(Stored entries)
┄┄┄┄┄┄

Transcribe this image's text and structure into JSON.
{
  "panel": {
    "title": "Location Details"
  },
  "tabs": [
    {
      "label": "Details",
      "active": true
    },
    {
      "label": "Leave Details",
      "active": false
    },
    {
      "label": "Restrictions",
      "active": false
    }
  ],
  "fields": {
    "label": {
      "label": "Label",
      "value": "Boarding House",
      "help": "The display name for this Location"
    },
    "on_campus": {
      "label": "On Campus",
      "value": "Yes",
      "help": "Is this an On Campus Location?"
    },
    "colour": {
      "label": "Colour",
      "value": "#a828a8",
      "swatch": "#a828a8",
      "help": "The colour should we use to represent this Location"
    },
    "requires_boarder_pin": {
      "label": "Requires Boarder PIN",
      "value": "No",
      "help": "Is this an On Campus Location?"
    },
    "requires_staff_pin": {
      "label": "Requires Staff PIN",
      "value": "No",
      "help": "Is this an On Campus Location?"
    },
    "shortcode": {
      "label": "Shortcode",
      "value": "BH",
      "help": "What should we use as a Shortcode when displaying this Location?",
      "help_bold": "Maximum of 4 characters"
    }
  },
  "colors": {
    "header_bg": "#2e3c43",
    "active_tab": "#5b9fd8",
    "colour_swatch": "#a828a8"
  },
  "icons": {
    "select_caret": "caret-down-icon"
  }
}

┄┄┄┄┄┄

* [Task brief]:
Without leaving anything out, give the entries again exactly.

* [Result of this exercise]:
Transcribe this image's text and structure into JSON.
{
  "panel": {
    "title": "Location Details"
  },
  "tabs": [
    {
      "label": "Details",
      "active": true
    },
    {
      "label": "Leave Details",
      "active": false
    },
    {
      "label": "Restrictions",
      "active": false
    }
  ],
  "fields": {
    "label": {
      "label": "Label",
      "value": "Boarding House",
      "help": "The display name for this Location"
    },
    "on_campus": {
      "label": "On Campus",
      "value": "Yes",
      "help": "Is this an On Campus Location?"
    },
    "colour": {
      "label": "Colour",
      "value": "#a828a8",
      "swatch": "#a828a8",
      "help": "The colour should we use to represent this Location"
    },
    "requires_boarder_pin": {
      "label": "Requires Boarder PIN",
      "value": "No",
      "help": "Is this an On Campus Location?"
    },
    "requires_staff_pin": {
      "label": "Requires Staff PIN",
      "value": "No",
      "help": "Is this an On Campus Location?"
    },
    "shortcode": {
      "label": "Shortcode",
      "value": "BH",
      "help": "What should we use as a Shortcode when displaying this Location?",
      "help_bold": "Maximum of 4 characters"
    }
  },
  "colors": {
    "header_bg": "#2e3c43",
    "active_tab": "#5b9fd8",
    "colour_swatch": "#a828a8"
  },
  "icons": {
    "select_caret": "caret-down-icon"
  }
}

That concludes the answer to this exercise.